## Passage provided
—————
A {\em monoid} is a structure \(\mathfrak{M}=\langle M,\circ,e\rangle\),
where binary operation \(\circ\) is associative and constant \(e\) is its
neutral element.
Monoid \(\mathfrak{M}\) is finitely generated, if there exist
finitely many elements \(a_1,\ldots,a_n\in M\) such that every \(a\in M\) can be
expressed using those elements and \(\circ\). For example, the monoid
\(\langle A^*,\cdot,\varepsilon\rangle\) of words over an alphabet \(A\) with
concatenation and empty word is a finitely generated iff \(A\) is finite.
Monoid \(\mathfrak M=\langle M,\circ,e\rangle\) is defined in
\(\mathfrak N\) by formulas \(\mu(x),\ \nu(x,y,z)\) and \(\epsilon(x)\) over the
signature of arithmetics, if
\(M=\{a\in\mathbb{N}~|~(\mathfrak{N},x:a)\models\mu\}\), for every
\(a,b,c\in M\) the equality \(a\circ b=c\) holds if and only if
\((\mathfrak{N},x:a,y:b,z:c)\models\nu\) and \(e\) is the only element of
\(M\) such that \((\mathfrak{N},x:e)\models\epsilon.\)
Problem 1
Prove that the class of finitely generated monoids is not
axiomatizable by any set od sentences of FO.
Problem 2
For given \(\mu(x),\ \nu(x,y,z)\) and \(\epsilon(x)\) over the signature
of arithmetics, which define a monoid in \(\mathfrak{N}\), write a
sentence \(\gamma\) over the signature of arithmetics, which may use
them as subformulas, and such that
\(\mathfrak{N}\models \gamma\) if and only if the monoid defined by
\(\mu,\ \nu\) and \(\epsilon\) is finitely generated.
Problem 3
We consider two graphs \(\mathfrak{T}_1=\langle T_1,E_1\rangle\) and
\(\mathfrak{T}_2=\langle T_2,E_2\rangle\) defined as follows:
\(T_1=\{1,2,\ldots,15\},\) \(E_1=\{\langle n,2n+1\rangle~|~n,2n+1\in T_1\}\)
\(T_2=\{1,2,\ldots,11\},\) \(E_2=\{\langle n,2n+1\rangle~|~n,2n+1\in T_2\}\)
Write a sentence of minimal possible quantifier rank, which
distinguishes \(\mathfrak{T}_1\) and \(\mathfrak{T}_2\). You should prove
the correcntess of your sentence, but you do not have to prove its
minimality.
—————
## Record extracts
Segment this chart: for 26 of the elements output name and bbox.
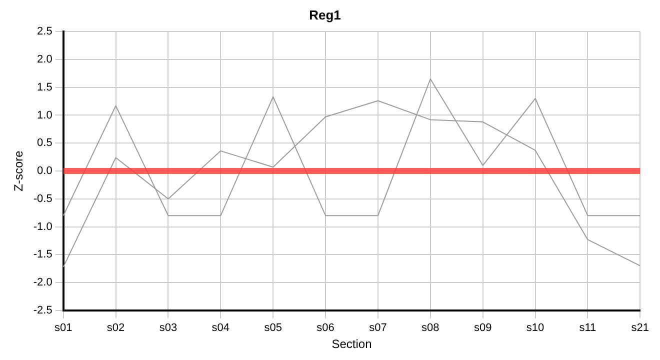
y-tick-label: 2.0 [37,54,52,66]
y-tick-label: 0.0 [37,165,52,178]
x-tick-label: s04 [212,322,230,334]
y-tick-label: 0.5 [37,137,52,150]
y-tick-label: -1.5 [33,248,52,261]
x-tick-label: s01 [54,322,72,334]
y-tick-label: 1.0 [37,109,52,122]
x-tick-label: s10 [526,322,544,334]
x-tick-label: s02 [106,322,125,334]
x-tick-label: s07 [369,322,387,334]
x-axis-title: Section [332,337,372,352]
x-tick-label: s05 [264,322,282,334]
y-axis-title: Z-score [12,150,26,192]
x-tick-label: s03 [159,322,178,334]
y-tick-label: 1.5 [37,81,52,94]
x-tick-label: s21 [631,322,650,334]
y-tick-label: -0.5 [33,192,52,205]
y-tick-label: -1.0 [33,220,52,233]
x-tick-label: s08 [422,322,440,334]
x-tick-label: s11 [579,322,596,334]
y-tick-label: 2.5 [37,26,52,38]
x-tick-label: s09 [474,322,492,334]
y-tick-label: -2.0 [33,276,52,289]
x-tick-label: s06 [316,322,334,334]
y-tick-label: -2.5 [33,304,52,316]
chart-title: Reg1 [309,7,341,22]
—————
## Tasks to complete
A. In the text on monoids, when is the monoid of words over an alphabet A with concatenation and the empty word finitely generated?
B. Copy out, without any changes, the stretch of rows from the line containing "y-tick-label: 2.0 [37,54,52,66]" through the last of the rows.

## Solutions to the problems
A. It is finitely generated if and only if A is finite.

B.
y-tick-label: 2.0 [37,54,52,66]
y-tick-label: 0.0 [37,165,52,178]
x-tick-label: s04 [212,322,230,334]
y-tick-label: 0.5 [37,137,52,150]
y-tick-label: -1.5 [33,248,52,261]
x-tick-label: s01 [54,322,72,334]
y-tick-label: 1.0 [37,109,52,122]
x-tick-label: s10 [526,322,544,334]
x-tick-label: s02 [106,322,125,334]
x-tick-label: s07 [369,322,387,334]
x-axis-title: Section [332,337,372,352]
x-tick-label: s05 [264,322,282,334]
y-axis-title: Z-score [12,150,26,192]
x-tick-label: s03 [159,322,178,334]
y-tick-label: 1.5 [37,81,52,94]
x-tick-label: s21 [631,322,650,334]
y-tick-label: -0.5 [33,192,52,205]
y-tick-label: -1.0 [33,220,52,233]
x-tick-label: s08 [422,322,440,334]
x-tick-label: s11 [579,322,596,334]
y-tick-label: 2.5 [37,26,52,38]
x-tick-label: s09 [474,322,492,334]
y-tick-label: -2.0 [33,276,52,289]
x-tick-label: s06 [316,322,334,334]
y-tick-label: -2.5 [33,304,52,316]
chart-title: Reg1 [309,7,341,22]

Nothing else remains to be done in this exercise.